What to work on: Every line below is to be copied exactly, with the pictures left out.

Dataset records:

——————

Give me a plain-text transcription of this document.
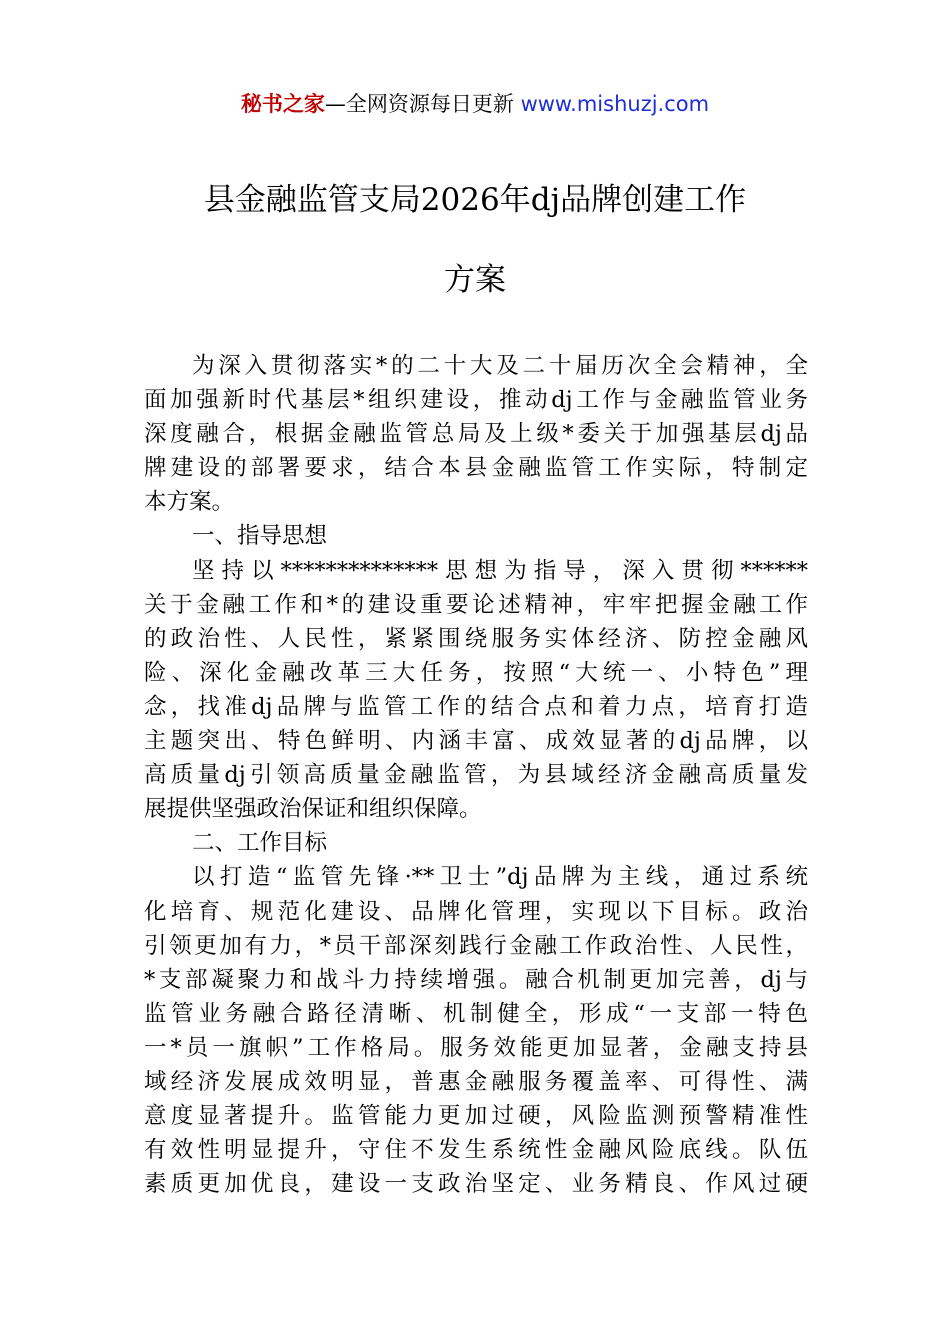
秘书之家—全网资源每日更新 www.mishuzj.com
县金融监管支局2026年dj品牌创建工作
方案
为深入贯彻落实*的二十大及二十届历次全会精神，全
面加强新时代基层*组织建设，推动dj工作与金融监管业务
深度融合，根据金融监管总局及上级*委关于加强基层dj品
牌建设的部署要求，结合本县金融监管工作实际，特制定
本方案。
一、指导思想
坚持以**************思想为指导，深入贯彻******
关于金融工作和*的建设重要论述精神，牢牢把握金融工作
的政治性、人民性，紧紧围绕服务实体经济、防控金融风
险、深化金融改革三大任务，按照“大统一、小特色”理
念，找准dj品牌与监管工作的结合点和着力点，培育打造
主题突出、特色鲜明、内涵丰富、成效显著的dj品牌，以
高质量dj引领高质量金融监管，为县域经济金融高质量发
展提供坚强政治保证和组织保障。
二、工作目标
以打造“监管先锋·**卫士”dj品牌为主线，通过系统
化培育、规范化建设、品牌化管理，实现以下目标。政治
引领更加有力，*员干部深刻践行金融工作政治性、人民性，
*支部凝聚力和战斗力持续增强。融合机制更加完善，dj与
监管业务融合路径清晰、机制健全，形成“一支部一特色
一*员一旗帜”工作格局。服务效能更加显著，金融支持县
域经济发展成效明显，普惠金融服务覆盖率、可得性、满
意度显著提升。监管能力更加过硬，风险监测预警精准性
有效性明显提升，守住不发生系统性金融风险底线。队伍
素质更加优良，建设一支政治坚定、业务精良、作风过硬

——————

Output of the task:
Give me a plain-text transcription of this document.
秘书之家—全网资源每日更新 www.mishuzj.com
县金融监管支局2026年dj品牌创建工作
方案
为深入贯彻落实*的二十大及二十届历次全会精神，全
面加强新时代基层*组织建设，推动dj工作与金融监管业务
深度融合，根据金融监管总局及上级*委关于加强基层dj品
牌建设的部署要求，结合本县金融监管工作实际，特制定
本方案。
一、指导思想
坚持以**************思想为指导，深入贯彻******
关于金融工作和*的建设重要论述精神，牢牢把握金融工作
的政治性、人民性，紧紧围绕服务实体经济、防控金融风
险、深化金融改革三大任务，按照“大统一、小特色”理
念，找准dj品牌与监管工作的结合点和着力点，培育打造
主题突出、特色鲜明、内涵丰富、成效显著的dj品牌，以
高质量dj引领高质量金融监管，为县域经济金融高质量发
展提供坚强政治保证和组织保障。
二、工作目标
以打造“监管先锋·**卫士”dj品牌为主线，通过系统
化培育、规范化建设、品牌化管理，实现以下目标。政治
引领更加有力，*员干部深刻践行金融工作政治性、人民性，
*支部凝聚力和战斗力持续增强。融合机制更加完善，dj与
监管业务融合路径清晰、机制健全，形成“一支部一特色
一*员一旗帜”工作格局。服务效能更加显著，金融支持县
域经济发展成效明显，普惠金融服务覆盖率、可得性、满
意度显著提升。监管能力更加过硬，风险监测预警精准性
有效性明显提升，守住不发生系统性金融风险底线。队伍
素质更加优良，建设一支政治坚定、业务精良、作风过硬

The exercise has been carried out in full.